• What you will do: Copy each line containing the word "name" from the records that follow, please.
===============
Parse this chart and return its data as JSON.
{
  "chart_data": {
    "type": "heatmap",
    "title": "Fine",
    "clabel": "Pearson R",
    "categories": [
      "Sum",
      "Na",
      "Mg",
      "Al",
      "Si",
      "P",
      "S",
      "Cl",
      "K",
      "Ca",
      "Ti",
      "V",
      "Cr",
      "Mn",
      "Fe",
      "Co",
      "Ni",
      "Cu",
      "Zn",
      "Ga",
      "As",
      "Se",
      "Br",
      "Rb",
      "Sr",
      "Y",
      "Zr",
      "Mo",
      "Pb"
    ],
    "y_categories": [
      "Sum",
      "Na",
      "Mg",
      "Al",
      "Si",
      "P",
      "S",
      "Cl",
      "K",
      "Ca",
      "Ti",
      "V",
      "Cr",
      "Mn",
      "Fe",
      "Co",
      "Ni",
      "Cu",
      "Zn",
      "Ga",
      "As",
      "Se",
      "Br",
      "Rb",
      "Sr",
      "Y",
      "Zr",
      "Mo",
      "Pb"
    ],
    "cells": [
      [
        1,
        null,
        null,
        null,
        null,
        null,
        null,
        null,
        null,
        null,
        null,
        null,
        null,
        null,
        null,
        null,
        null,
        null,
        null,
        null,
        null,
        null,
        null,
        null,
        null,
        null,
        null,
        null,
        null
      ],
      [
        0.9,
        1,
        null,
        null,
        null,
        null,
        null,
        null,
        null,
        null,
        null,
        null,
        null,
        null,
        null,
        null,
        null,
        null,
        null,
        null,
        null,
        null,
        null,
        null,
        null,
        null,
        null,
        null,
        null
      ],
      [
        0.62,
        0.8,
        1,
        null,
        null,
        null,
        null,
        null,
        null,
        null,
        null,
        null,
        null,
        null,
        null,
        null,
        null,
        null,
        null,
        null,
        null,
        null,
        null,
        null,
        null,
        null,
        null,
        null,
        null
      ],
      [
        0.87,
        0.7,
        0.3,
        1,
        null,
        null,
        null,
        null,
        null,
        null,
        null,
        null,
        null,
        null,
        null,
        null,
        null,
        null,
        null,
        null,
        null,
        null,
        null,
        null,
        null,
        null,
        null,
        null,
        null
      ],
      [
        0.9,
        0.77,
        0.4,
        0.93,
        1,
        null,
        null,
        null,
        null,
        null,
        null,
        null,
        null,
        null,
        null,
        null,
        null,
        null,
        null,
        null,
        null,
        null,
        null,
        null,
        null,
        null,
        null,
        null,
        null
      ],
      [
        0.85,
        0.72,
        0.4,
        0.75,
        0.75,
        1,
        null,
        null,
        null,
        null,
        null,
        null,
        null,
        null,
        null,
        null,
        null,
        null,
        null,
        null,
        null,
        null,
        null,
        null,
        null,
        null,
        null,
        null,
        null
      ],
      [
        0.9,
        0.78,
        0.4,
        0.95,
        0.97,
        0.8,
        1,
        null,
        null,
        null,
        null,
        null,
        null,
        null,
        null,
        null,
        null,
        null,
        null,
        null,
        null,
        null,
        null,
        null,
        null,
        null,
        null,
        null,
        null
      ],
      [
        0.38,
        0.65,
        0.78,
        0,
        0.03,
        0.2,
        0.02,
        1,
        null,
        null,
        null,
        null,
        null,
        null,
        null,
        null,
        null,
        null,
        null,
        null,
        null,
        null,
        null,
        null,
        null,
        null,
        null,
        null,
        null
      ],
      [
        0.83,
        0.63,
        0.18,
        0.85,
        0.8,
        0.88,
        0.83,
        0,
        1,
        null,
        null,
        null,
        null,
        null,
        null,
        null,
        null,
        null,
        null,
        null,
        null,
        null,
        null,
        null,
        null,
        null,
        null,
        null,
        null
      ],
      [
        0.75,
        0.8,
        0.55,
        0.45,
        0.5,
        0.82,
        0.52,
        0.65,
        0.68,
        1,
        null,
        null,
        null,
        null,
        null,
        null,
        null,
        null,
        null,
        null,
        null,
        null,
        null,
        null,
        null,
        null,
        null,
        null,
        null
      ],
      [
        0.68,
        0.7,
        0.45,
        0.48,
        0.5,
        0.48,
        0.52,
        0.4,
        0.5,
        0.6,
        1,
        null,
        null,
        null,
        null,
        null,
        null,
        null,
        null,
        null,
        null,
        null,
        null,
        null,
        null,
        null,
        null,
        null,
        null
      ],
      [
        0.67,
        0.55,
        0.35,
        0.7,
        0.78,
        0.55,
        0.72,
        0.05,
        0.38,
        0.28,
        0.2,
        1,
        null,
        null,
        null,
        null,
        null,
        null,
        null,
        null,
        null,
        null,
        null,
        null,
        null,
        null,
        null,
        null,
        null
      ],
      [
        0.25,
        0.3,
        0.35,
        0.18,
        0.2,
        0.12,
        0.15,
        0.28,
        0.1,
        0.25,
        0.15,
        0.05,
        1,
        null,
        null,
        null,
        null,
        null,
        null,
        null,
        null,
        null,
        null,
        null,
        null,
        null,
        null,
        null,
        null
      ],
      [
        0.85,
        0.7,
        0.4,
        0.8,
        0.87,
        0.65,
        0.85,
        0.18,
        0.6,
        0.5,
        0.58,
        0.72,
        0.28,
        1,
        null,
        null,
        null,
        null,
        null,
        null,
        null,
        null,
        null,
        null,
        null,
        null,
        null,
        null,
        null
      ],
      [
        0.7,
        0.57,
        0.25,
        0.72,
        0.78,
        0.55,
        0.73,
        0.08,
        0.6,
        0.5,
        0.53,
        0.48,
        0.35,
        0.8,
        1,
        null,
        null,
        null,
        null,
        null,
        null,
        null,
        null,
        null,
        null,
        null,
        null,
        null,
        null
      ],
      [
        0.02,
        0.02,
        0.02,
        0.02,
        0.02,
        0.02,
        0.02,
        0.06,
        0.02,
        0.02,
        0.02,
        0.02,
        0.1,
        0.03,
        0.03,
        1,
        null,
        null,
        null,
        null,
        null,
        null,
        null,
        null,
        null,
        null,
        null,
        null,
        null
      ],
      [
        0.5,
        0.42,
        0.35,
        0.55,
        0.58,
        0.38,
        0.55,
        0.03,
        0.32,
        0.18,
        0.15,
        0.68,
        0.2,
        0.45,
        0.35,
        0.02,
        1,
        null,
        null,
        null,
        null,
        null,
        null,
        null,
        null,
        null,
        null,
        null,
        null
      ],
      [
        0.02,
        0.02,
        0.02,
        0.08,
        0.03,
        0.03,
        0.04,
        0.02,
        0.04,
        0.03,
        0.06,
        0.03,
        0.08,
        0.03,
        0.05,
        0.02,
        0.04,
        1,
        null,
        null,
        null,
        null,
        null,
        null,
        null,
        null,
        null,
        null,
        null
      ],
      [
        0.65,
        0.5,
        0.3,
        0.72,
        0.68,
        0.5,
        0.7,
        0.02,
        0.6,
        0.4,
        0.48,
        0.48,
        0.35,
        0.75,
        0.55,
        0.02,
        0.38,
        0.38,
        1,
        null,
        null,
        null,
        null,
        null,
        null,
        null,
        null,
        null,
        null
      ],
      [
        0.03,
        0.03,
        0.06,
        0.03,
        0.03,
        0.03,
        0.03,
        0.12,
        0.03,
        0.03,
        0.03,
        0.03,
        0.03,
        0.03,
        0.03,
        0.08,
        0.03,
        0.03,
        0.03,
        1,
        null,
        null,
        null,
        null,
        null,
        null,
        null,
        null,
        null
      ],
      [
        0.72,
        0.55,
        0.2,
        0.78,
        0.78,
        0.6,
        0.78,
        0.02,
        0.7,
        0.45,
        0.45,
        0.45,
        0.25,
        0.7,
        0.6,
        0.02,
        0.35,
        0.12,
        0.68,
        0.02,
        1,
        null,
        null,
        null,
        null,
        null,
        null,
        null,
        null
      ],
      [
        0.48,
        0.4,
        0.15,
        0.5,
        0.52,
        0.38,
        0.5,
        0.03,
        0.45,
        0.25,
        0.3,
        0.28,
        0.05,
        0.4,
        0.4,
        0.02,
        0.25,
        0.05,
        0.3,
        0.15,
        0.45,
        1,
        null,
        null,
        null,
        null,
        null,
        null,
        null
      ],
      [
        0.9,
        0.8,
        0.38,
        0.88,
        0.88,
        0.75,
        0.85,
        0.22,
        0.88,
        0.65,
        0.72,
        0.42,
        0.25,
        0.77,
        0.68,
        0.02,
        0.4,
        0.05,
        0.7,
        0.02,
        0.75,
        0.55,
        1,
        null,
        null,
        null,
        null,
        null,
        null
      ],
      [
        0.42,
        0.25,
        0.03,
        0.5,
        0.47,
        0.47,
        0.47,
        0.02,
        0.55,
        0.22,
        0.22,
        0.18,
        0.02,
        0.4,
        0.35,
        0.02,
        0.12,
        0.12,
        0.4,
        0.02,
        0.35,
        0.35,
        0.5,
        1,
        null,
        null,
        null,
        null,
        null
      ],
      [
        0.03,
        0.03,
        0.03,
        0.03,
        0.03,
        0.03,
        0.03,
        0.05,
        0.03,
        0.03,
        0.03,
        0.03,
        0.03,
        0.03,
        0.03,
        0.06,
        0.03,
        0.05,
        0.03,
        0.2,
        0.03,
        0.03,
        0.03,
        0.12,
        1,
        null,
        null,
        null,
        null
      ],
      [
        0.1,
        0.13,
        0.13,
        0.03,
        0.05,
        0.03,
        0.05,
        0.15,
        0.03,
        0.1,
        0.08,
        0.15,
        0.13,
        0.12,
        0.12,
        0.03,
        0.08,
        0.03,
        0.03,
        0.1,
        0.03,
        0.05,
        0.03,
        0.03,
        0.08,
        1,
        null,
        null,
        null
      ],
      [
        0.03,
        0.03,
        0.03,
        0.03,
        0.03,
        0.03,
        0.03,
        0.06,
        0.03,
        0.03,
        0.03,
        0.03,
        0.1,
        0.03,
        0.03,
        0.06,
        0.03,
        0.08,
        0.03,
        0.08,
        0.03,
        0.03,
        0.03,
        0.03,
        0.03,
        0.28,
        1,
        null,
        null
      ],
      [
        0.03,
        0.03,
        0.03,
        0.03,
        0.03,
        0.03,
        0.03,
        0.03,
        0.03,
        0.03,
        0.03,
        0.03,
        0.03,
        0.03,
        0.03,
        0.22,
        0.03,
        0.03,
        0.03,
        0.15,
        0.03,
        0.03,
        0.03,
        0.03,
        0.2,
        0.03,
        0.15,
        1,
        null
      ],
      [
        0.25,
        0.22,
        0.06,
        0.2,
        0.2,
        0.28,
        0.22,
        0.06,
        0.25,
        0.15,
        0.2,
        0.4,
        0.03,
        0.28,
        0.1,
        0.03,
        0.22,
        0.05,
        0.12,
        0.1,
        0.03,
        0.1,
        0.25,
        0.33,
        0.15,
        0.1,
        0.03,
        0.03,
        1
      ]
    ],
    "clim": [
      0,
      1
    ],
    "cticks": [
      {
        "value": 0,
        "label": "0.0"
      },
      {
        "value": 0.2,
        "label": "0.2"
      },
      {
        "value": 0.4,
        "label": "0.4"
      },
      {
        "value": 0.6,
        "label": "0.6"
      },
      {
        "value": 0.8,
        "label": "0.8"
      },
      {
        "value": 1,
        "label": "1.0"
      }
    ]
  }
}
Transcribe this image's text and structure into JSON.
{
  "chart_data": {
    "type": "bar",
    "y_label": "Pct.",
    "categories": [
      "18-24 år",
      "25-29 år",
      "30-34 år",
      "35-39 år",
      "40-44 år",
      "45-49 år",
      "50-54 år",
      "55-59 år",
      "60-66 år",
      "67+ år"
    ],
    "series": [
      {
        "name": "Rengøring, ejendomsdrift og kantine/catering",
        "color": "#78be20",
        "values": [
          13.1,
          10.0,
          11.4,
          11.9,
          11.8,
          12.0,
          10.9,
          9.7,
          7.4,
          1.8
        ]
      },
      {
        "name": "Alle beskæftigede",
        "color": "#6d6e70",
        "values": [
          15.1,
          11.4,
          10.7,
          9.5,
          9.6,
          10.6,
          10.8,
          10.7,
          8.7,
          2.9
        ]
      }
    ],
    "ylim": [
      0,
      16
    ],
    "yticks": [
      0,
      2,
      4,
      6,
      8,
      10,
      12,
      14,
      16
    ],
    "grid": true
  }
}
===============
• Answer to this exercise:
        "name": "Rengøring, ejendomsdrift og kantine/catering",
        "name": "Alle beskæftigede",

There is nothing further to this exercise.